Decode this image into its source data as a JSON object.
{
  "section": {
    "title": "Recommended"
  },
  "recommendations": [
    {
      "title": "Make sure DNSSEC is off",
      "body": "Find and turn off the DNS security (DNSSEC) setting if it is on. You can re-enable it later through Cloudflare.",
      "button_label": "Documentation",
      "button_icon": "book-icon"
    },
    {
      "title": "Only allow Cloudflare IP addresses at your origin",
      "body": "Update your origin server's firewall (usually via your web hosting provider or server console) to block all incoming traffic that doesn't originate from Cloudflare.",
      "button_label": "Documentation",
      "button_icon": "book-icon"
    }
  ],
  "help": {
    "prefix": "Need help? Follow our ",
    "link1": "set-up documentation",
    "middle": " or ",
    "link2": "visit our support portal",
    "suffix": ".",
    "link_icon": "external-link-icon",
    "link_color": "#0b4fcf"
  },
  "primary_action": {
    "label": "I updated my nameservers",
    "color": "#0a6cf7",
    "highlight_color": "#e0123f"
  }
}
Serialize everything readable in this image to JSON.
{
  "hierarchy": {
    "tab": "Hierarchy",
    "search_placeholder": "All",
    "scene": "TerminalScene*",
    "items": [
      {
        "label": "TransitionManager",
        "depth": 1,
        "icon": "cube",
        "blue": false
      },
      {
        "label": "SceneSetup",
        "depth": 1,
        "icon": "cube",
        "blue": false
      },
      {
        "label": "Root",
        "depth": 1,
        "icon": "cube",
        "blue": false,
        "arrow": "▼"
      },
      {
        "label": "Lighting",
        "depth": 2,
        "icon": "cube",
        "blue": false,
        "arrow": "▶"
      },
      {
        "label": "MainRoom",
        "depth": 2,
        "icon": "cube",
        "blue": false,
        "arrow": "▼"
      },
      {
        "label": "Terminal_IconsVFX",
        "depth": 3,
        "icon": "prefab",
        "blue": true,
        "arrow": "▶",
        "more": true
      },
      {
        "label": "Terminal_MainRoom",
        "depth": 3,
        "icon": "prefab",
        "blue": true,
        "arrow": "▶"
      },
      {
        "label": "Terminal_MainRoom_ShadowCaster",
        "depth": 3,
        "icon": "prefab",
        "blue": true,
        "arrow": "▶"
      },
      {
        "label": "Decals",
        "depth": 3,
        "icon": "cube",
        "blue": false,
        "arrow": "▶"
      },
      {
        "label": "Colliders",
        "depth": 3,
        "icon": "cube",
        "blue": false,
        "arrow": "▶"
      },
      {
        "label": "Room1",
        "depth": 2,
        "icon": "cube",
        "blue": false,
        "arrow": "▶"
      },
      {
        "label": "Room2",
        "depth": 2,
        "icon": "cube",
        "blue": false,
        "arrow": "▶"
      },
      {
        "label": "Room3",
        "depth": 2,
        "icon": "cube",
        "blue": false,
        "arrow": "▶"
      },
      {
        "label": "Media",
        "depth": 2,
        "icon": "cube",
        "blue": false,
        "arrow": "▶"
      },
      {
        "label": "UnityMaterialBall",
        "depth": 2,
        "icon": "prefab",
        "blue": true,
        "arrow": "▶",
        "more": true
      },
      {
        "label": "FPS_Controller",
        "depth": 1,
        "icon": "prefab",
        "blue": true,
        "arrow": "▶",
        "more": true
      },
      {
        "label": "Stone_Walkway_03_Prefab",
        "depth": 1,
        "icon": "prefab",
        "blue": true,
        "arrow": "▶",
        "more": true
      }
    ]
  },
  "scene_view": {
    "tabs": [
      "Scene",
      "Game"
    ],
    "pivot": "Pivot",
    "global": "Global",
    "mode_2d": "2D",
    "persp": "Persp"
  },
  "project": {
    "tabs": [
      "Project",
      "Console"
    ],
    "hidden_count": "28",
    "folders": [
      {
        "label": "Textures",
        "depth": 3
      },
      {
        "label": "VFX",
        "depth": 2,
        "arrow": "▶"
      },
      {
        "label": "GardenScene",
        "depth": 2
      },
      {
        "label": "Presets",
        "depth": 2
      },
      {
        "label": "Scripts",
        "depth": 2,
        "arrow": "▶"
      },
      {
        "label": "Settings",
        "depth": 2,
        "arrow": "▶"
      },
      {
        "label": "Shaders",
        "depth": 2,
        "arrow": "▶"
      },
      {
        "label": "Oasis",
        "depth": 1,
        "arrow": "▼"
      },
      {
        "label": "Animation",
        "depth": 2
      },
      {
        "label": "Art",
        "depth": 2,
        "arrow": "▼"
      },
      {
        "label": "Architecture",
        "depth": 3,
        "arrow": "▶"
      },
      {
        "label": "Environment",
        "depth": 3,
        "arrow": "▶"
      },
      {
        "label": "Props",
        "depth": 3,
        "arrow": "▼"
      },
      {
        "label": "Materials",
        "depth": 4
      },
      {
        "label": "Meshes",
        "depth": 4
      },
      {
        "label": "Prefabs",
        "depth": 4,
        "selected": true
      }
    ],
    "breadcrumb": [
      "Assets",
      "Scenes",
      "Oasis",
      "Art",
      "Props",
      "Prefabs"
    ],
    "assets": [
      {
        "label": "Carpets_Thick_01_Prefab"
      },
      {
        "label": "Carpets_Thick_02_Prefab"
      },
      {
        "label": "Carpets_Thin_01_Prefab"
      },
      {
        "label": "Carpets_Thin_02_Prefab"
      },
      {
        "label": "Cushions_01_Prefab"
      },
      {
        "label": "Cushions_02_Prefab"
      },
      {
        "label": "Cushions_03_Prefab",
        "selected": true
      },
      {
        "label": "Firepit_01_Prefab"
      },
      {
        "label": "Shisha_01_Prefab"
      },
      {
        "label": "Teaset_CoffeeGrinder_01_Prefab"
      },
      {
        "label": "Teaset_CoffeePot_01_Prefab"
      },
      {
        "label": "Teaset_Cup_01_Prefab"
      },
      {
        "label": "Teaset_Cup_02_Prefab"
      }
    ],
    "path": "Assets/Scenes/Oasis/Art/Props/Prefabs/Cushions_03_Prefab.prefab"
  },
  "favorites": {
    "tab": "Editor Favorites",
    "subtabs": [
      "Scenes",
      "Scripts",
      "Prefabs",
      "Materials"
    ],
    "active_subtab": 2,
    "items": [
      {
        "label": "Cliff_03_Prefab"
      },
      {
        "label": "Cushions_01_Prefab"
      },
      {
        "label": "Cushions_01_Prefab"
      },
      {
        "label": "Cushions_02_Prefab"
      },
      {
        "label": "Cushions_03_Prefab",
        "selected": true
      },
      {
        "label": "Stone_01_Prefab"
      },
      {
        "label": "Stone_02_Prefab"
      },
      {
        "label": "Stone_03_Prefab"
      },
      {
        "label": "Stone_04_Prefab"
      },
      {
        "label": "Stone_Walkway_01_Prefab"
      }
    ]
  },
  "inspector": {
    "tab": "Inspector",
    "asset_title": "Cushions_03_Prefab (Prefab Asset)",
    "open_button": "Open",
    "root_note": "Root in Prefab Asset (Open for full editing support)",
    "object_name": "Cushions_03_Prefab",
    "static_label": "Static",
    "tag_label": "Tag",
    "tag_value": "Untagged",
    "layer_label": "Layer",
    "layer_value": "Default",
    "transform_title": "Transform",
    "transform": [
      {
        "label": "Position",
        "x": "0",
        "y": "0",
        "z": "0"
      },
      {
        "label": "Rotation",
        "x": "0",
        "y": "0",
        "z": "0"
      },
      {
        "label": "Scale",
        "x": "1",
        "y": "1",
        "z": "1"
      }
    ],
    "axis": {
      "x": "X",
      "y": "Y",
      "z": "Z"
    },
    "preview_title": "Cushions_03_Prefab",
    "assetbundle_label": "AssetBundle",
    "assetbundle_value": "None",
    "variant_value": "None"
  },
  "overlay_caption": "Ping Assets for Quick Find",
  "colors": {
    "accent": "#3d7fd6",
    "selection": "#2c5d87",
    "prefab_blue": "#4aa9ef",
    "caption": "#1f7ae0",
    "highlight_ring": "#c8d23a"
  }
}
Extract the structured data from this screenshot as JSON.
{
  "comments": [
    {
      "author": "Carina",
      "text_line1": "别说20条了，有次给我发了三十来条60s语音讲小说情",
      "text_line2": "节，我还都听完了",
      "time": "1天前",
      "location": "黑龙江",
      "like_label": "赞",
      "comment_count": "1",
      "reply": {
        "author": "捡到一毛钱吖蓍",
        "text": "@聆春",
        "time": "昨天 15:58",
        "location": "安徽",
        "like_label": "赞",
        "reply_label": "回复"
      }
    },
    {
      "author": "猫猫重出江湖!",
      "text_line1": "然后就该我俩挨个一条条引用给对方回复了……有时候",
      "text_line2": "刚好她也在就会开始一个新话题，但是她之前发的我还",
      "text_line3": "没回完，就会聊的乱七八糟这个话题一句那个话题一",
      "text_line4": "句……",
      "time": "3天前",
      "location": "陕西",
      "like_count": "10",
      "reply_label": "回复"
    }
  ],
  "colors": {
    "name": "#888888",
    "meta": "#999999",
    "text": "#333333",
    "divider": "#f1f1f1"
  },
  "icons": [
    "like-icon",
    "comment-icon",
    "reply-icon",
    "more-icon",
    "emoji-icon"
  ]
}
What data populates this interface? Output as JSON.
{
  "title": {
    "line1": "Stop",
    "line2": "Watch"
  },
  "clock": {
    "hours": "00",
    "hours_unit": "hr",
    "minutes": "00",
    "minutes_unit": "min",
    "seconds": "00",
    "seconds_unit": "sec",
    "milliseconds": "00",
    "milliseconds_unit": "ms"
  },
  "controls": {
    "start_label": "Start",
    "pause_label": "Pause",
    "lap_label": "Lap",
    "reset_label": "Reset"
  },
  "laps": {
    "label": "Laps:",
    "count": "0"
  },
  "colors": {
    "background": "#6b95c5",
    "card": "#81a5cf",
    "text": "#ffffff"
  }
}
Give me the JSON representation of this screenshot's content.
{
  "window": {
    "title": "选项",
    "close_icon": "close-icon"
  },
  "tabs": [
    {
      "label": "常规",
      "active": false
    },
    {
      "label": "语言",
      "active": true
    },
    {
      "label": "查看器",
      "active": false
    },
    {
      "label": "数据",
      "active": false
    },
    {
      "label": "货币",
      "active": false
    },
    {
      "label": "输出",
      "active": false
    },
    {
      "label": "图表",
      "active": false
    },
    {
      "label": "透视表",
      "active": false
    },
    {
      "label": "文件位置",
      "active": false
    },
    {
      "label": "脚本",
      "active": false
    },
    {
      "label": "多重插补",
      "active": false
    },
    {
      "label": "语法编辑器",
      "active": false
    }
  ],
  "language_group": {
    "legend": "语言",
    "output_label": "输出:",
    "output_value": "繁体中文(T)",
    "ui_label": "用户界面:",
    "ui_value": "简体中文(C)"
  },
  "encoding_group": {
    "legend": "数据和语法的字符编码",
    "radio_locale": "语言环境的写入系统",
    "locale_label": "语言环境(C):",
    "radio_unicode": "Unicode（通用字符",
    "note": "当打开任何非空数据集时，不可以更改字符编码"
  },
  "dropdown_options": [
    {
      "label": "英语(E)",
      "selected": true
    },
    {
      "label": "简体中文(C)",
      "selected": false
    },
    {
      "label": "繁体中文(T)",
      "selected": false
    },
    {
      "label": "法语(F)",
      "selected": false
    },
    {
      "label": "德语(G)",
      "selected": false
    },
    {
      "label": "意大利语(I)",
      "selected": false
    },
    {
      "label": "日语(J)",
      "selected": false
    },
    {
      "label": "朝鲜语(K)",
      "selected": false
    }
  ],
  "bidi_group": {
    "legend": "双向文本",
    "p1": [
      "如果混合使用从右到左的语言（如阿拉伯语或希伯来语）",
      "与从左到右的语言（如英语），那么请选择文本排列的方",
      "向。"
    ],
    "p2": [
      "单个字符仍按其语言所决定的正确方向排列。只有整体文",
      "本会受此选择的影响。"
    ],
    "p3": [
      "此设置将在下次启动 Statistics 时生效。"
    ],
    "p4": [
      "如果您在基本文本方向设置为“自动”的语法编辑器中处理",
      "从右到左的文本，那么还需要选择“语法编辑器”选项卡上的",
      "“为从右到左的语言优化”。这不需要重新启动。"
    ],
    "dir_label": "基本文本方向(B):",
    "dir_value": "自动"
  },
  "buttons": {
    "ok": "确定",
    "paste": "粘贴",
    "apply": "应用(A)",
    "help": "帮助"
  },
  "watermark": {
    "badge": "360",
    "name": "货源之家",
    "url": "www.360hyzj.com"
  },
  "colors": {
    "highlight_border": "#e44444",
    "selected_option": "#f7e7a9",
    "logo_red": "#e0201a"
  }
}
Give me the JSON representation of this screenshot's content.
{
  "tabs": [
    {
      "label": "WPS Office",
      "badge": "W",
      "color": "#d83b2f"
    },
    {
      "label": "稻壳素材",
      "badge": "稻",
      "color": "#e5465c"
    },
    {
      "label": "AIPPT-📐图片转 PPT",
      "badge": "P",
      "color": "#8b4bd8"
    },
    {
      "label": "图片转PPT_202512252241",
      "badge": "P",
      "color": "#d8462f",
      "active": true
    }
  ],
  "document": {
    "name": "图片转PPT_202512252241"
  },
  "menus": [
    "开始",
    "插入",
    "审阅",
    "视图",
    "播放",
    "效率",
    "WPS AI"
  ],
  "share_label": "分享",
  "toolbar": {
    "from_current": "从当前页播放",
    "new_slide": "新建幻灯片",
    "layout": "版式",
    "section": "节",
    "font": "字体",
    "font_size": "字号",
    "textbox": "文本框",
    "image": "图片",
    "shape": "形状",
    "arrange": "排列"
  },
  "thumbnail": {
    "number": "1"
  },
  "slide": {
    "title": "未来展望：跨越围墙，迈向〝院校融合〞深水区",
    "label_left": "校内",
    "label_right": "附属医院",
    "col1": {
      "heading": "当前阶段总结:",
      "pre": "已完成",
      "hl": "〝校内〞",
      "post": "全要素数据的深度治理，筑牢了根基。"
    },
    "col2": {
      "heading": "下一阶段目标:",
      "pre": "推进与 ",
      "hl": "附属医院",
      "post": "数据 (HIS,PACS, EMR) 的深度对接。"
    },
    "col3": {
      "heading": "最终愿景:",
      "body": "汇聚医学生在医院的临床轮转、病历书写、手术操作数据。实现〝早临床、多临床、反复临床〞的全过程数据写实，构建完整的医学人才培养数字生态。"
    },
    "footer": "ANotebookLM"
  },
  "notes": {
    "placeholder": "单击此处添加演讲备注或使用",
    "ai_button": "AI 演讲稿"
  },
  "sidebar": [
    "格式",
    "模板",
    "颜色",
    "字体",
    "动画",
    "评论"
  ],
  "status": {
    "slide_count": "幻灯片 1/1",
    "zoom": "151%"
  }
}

- **Task to carry out**: Give the count of lines in the data above that hold the string "JSON", with no additional words.

- **Reply**: 6